**Problem description**
Answer with one number: the count of lines in this material that hold the word "cyclists".
━━━━━ The records
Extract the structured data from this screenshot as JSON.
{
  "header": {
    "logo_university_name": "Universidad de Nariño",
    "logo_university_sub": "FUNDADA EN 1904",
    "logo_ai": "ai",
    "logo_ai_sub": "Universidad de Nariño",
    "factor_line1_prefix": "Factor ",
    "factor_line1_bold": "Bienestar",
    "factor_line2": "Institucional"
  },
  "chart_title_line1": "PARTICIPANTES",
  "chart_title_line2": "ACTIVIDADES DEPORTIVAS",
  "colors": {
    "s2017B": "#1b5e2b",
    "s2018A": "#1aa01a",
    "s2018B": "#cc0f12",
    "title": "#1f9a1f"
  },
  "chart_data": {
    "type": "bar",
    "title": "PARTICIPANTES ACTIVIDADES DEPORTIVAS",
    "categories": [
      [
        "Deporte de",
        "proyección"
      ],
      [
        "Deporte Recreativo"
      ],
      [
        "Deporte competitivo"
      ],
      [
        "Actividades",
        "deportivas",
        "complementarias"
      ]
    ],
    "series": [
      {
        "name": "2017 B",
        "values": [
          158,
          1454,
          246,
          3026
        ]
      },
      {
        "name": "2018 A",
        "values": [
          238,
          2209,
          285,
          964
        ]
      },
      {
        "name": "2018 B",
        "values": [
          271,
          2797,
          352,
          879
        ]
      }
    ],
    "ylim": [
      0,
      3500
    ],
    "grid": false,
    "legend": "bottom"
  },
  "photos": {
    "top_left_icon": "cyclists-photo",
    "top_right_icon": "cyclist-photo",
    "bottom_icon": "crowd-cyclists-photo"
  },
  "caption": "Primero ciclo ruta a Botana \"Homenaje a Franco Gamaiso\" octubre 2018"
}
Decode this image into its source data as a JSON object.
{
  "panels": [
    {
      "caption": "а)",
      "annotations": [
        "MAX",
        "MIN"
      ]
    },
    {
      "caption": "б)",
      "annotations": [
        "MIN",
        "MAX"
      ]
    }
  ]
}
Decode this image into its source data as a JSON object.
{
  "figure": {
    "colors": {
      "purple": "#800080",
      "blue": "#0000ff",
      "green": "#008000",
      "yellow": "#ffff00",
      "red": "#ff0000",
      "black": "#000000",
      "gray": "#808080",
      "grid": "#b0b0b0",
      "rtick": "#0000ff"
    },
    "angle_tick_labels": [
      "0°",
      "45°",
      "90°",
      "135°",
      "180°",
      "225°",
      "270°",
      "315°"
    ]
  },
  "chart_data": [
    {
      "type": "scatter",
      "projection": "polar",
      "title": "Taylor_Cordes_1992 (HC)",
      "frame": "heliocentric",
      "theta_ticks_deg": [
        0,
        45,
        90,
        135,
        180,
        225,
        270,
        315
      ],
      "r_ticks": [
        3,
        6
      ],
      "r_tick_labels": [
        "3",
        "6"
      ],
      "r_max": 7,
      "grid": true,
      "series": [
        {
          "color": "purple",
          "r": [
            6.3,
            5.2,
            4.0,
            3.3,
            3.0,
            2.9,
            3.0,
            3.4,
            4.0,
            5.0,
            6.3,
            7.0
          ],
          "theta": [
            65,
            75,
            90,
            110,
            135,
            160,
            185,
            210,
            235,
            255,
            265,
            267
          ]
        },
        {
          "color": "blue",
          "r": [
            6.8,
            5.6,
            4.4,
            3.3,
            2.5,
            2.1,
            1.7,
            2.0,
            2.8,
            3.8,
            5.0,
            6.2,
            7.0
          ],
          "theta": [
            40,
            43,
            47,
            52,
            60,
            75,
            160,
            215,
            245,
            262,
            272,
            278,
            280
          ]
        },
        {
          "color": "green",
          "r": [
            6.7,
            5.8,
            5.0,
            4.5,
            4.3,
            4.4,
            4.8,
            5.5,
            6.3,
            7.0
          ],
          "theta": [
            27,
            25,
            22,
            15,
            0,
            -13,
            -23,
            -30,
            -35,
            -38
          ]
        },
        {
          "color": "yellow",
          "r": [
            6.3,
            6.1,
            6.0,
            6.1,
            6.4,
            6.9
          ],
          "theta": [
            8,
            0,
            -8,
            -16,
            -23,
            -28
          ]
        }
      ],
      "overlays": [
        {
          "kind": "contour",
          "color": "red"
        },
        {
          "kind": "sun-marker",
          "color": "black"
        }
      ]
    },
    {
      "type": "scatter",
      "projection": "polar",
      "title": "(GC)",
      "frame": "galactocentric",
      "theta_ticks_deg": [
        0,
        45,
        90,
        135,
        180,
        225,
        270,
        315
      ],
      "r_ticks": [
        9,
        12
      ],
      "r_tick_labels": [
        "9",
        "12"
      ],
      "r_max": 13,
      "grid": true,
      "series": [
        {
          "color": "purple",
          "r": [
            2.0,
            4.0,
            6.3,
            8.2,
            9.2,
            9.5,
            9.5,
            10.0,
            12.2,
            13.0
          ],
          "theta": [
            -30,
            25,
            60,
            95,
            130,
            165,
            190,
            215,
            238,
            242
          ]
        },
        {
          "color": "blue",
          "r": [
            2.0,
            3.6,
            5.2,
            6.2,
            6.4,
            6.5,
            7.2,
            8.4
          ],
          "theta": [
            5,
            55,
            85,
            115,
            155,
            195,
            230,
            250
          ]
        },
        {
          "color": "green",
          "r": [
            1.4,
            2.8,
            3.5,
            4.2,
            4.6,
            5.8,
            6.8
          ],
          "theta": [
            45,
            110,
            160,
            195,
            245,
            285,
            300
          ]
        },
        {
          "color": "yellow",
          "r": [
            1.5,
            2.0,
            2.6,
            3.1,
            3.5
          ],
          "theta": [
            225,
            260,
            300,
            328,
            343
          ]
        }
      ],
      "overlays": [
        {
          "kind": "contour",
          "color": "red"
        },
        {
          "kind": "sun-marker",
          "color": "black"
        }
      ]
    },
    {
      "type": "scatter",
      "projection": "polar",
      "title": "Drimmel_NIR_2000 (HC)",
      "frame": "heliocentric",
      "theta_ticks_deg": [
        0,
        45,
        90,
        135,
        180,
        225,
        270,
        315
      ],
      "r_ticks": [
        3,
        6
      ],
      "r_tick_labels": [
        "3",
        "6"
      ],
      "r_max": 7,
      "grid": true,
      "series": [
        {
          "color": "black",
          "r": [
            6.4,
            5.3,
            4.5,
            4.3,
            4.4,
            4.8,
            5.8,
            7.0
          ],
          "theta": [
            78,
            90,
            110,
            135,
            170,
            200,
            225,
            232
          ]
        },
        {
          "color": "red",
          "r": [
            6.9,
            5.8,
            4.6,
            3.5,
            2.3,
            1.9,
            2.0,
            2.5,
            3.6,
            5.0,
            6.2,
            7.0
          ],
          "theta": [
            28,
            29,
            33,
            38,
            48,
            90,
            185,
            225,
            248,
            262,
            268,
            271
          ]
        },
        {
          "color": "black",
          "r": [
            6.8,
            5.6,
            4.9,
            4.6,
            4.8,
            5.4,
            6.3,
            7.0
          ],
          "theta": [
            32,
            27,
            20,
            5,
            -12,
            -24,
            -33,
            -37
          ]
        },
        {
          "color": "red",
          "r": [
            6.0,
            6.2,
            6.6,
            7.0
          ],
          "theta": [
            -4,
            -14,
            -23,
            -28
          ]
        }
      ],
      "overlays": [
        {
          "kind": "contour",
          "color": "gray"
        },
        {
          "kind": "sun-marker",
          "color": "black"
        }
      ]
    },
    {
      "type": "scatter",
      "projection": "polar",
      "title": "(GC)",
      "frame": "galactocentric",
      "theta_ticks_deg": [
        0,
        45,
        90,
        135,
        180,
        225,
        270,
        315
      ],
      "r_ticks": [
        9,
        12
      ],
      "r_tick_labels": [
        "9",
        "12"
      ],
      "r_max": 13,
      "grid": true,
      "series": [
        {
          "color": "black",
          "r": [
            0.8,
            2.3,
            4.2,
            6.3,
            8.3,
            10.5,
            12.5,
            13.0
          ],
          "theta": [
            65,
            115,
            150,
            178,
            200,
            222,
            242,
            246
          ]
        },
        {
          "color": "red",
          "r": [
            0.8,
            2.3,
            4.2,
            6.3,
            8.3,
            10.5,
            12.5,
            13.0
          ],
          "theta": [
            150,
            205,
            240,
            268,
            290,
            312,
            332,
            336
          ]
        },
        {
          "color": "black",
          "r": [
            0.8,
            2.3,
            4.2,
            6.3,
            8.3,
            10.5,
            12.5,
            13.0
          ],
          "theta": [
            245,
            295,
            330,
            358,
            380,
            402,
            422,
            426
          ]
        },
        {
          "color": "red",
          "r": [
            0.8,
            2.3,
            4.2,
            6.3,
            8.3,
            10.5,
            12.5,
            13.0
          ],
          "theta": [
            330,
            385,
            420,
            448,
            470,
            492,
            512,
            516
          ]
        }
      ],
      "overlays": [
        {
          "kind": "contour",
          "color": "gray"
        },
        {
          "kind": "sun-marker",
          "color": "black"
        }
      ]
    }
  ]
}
━━━━━━━━━━
**Solved problem**
2